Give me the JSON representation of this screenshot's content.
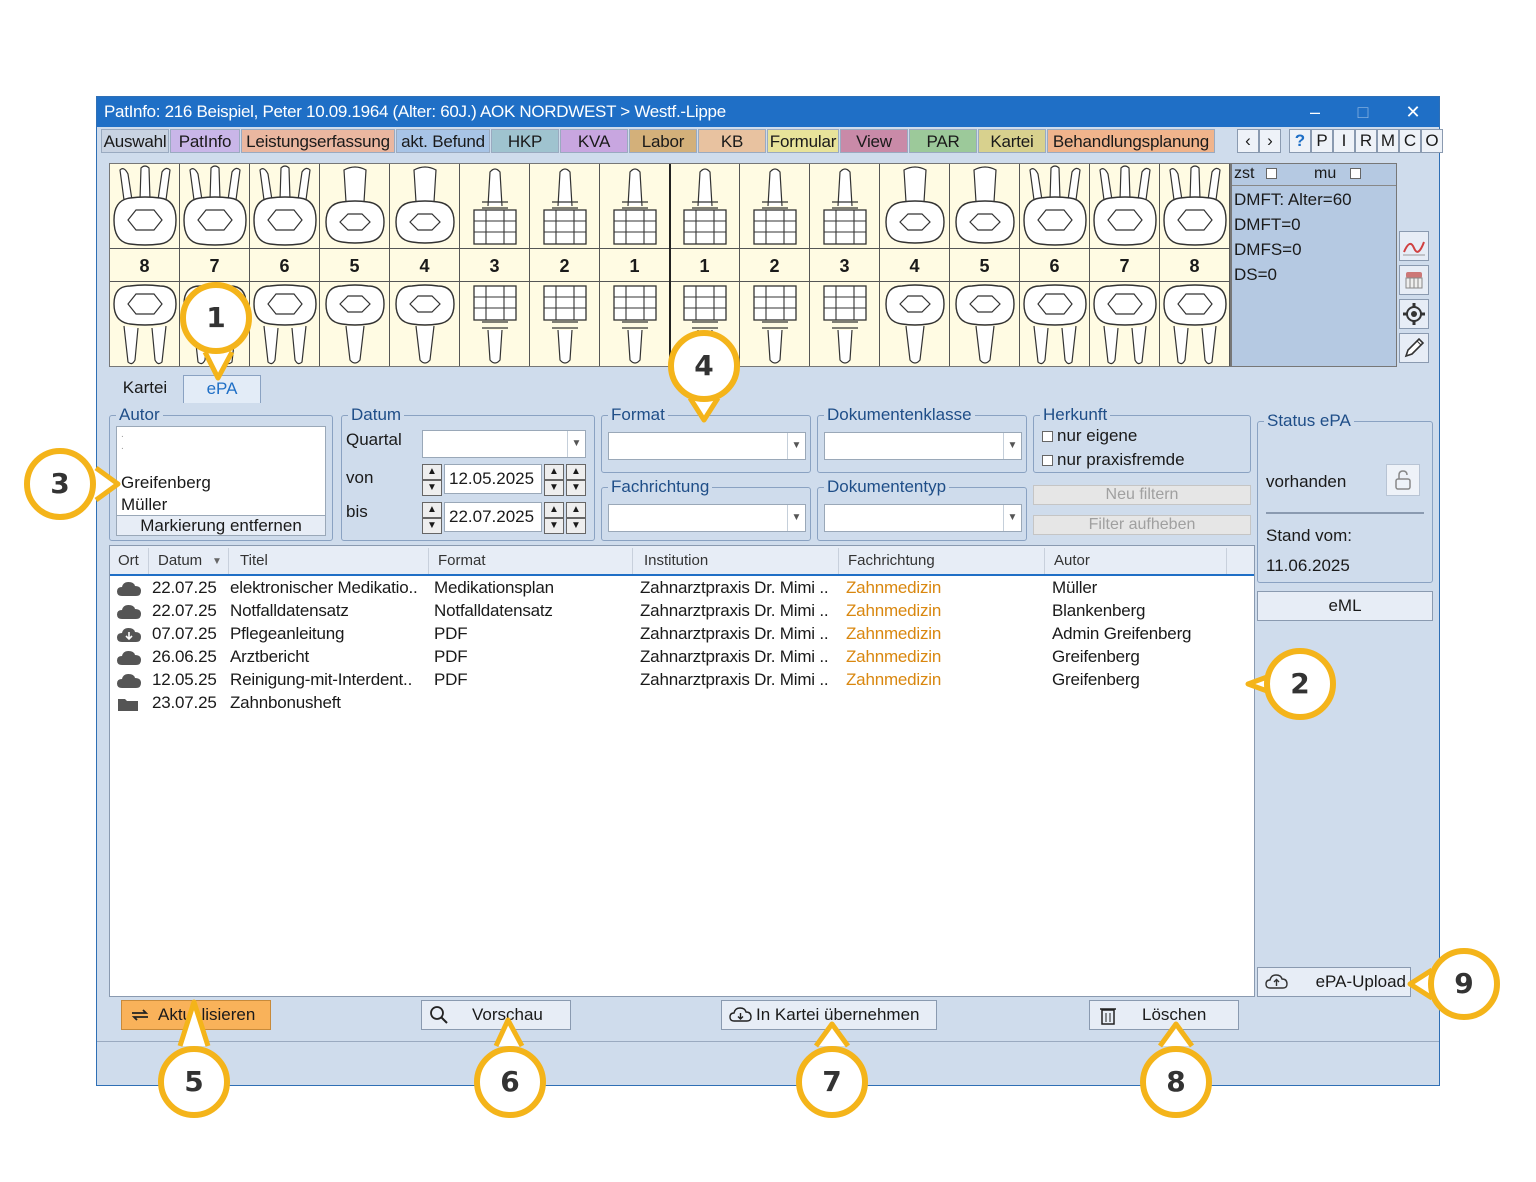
{
  "window": {
    "title": "PatInfo: 216  Beispiel, Peter  10.09.1964 (Alter: 60J.)  AOK NORDWEST > Westf.-Lippe",
    "controls": [
      "–",
      "□",
      "✕"
    ]
  },
  "tabs": [
    {
      "label": "Auswahl",
      "color": "#c9d3e2"
    },
    {
      "label": "PatInfo",
      "color": "#c9b6e8"
    },
    {
      "label": "Leistungserfassung",
      "color": "#eab7a0"
    },
    {
      "label": "akt. Befund",
      "color": "#a8c4e6"
    },
    {
      "label": "HKP",
      "color": "#9fc3cf"
    },
    {
      "label": "KVA",
      "color": "#c8a6e0"
    },
    {
      "label": "Labor",
      "color": "#d3b07a"
    },
    {
      "label": "KB",
      "color": "#e8c2a0"
    },
    {
      "label": "Formular",
      "color": "#e8e39a"
    },
    {
      "label": "View",
      "color": "#c98aa8"
    },
    {
      "label": "PAR",
      "color": "#9cc99a"
    },
    {
      "label": "Kartei",
      "color": "#d8d18e"
    },
    {
      "label": "Behandlungsplanung",
      "color": "#f0b48c"
    }
  ],
  "tab_nav": [
    "‹",
    "›",
    "?",
    "P",
    "I",
    "R",
    "M",
    "C",
    "O"
  ],
  "teeth": {
    "numbers": [
      "8",
      "7",
      "6",
      "5",
      "4",
      "3",
      "2",
      "1",
      "1",
      "2",
      "3",
      "4",
      "5",
      "6",
      "7",
      "8"
    ]
  },
  "dmft": {
    "zst_label": "zst",
    "mu_label": "mu",
    "lines": [
      "DMFT: Alter=60",
      "DMFT=0",
      "DMFS=0",
      "DS=0"
    ]
  },
  "subtabs": {
    "kartei": "Kartei",
    "epa": "ePA"
  },
  "filters": {
    "autor": {
      "legend": "Autor",
      "items": [
        ".",
        ".",
        "Greifenberg",
        "Müller"
      ],
      "clear_btn": "Markierung entfernen"
    },
    "datum": {
      "legend": "Datum",
      "quartal_label": "Quartal",
      "von_label": "von",
      "bis_label": "bis",
      "von_value": "12.05.2025",
      "bis_value": "22.07.2025"
    },
    "format": {
      "legend": "Format"
    },
    "dokumentenklasse": {
      "legend": "Dokumentenklasse"
    },
    "fachrichtung": {
      "legend": "Fachrichtung"
    },
    "dokumententyp": {
      "legend": "Dokumententyp"
    },
    "herkunft": {
      "legend": "Herkunft",
      "opt1": "nur eigene",
      "opt2": "nur praxisfremde"
    },
    "neu_filtern": "Neu filtern",
    "filter_aufheben": "Filter aufheben"
  },
  "status": {
    "legend": "Status ePA",
    "state": "vorhanden",
    "stand_label": "Stand vom:",
    "stand_date": "11.06.2025",
    "eml_btn": "eML",
    "upload_btn": "ePA-Upload"
  },
  "table": {
    "columns": [
      "Ort",
      "Datum",
      "Titel",
      "Format",
      "Institution",
      "Fachrichtung",
      "Autor"
    ],
    "fach_color": "#d9870f",
    "rows": [
      {
        "icon": "cloud",
        "datum": "22.07.25",
        "titel": "elektronischer Medikatio..",
        "format": "Medikationsplan",
        "institution": "Zahnarztpraxis Dr. Mimi ..",
        "fach": "Zahnmedizin",
        "autor": "Müller"
      },
      {
        "icon": "cloud",
        "datum": "22.07.25",
        "titel": "Notfalldatensatz",
        "format": "Notfalldatensatz",
        "institution": "Zahnarztpraxis Dr. Mimi ..",
        "fach": "Zahnmedizin",
        "autor": "Blankenberg"
      },
      {
        "icon": "cloud-download",
        "datum": "07.07.25",
        "titel": "Pflegeanleitung",
        "format": "PDF",
        "institution": "Zahnarztpraxis Dr. Mimi ..",
        "fach": "Zahnmedizin",
        "autor": "Admin Greifenberg"
      },
      {
        "icon": "cloud",
        "datum": "26.06.25",
        "titel": "Arztbericht",
        "format": "PDF",
        "institution": "Zahnarztpraxis Dr. Mimi ..",
        "fach": "Zahnmedizin",
        "autor": "Greifenberg"
      },
      {
        "icon": "cloud",
        "datum": "12.05.25",
        "titel": "Reinigung-mit-Interdent..",
        "format": "PDF",
        "institution": "Zahnarztpraxis Dr. Mimi ..",
        "fach": "Zahnmedizin",
        "autor": "Greifenberg"
      },
      {
        "icon": "folder",
        "datum": "23.07.25",
        "titel": "Zahnbonusheft",
        "format": "",
        "institution": "",
        "fach": "",
        "autor": ""
      }
    ]
  },
  "bottom_buttons": {
    "aktualisieren": "Aktualisieren",
    "vorschau": "Vorschau",
    "kartei": "In Kartei übernehmen",
    "loeschen": "Löschen"
  },
  "callouts": [
    "1",
    "2",
    "3",
    "4",
    "5",
    "6",
    "7",
    "8",
    "9"
  ],
  "accent": "#f4b41a"
}
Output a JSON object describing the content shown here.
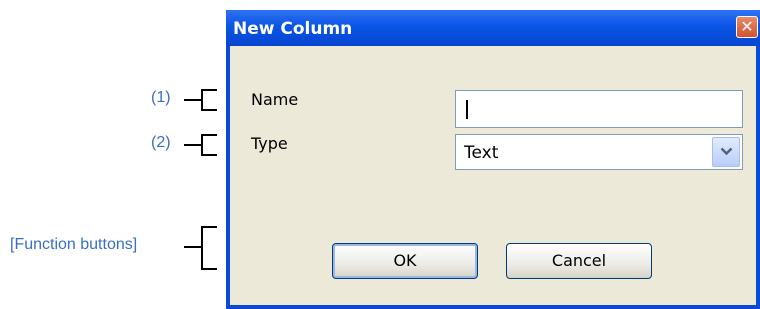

------------------------------------------------

**What needs to be done**
Copy every line of the records above that contains "PatInfo".

**Response to the task**
    "title": "PatInfo: 216  Beispiel, Peter  10.09.1964 (Alter: 60J.)  AOK NORDWEST > Westf.-Lippe",
      "label": "PatInfo",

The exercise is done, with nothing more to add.